--- start Data supplied ---

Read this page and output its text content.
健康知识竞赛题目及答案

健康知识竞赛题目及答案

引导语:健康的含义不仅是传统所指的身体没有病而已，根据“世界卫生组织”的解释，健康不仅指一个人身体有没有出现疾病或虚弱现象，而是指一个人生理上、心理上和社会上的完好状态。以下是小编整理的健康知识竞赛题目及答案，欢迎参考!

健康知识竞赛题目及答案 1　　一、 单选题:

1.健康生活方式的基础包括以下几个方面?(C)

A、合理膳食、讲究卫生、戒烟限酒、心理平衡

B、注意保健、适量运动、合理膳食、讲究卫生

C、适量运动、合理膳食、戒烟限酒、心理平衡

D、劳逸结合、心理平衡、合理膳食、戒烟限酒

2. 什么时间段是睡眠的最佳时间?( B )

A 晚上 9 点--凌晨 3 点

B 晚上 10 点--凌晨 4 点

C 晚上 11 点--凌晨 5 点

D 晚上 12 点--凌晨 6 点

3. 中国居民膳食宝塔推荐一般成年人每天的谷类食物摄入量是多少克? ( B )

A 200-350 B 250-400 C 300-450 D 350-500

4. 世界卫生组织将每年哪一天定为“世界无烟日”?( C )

--- end Data supplied ---

→ The task: Reproduce each record exactly as it appears.

→ Reply to the task:
Read this page and output its text content.
健康知识竞赛题目及答案

健康知识竞赛题目及答案

引导语:健康的含义不仅是传统所指的身体没有病而已，根据“世界卫生组织”的解释，健康不仅指一个人身体有没有出现疾病或虚弱现象，而是指一个人生理上、心理上和社会上的完好状态。以下是小编整理的健康知识竞赛题目及答案，欢迎参考!

健康知识竞赛题目及答案 1　　一、 单选题:

1.健康生活方式的基础包括以下几个方面?(C)

A、合理膳食、讲究卫生、戒烟限酒、心理平衡

B、注意保健、适量运动、合理膳食、讲究卫生

C、适量运动、合理膳食、戒烟限酒、心理平衡

D、劳逸结合、心理平衡、合理膳食、戒烟限酒

2. 什么时间段是睡眠的最佳时间?( B )

A 晚上 9 点--凌晨 3 点

B 晚上 10 点--凌晨 4 点

C 晚上 11 点--凌晨 5 点

D 晚上 12 点--凌晨 6 点

3. 中国居民膳食宝塔推荐一般成年人每天的谷类食物摄入量是多少克? ( B )

A 200-350 B 250-400 C 300-450 D 350-500

4. 世界卫生组织将每年哪一天定为“世界无烟日”?( C )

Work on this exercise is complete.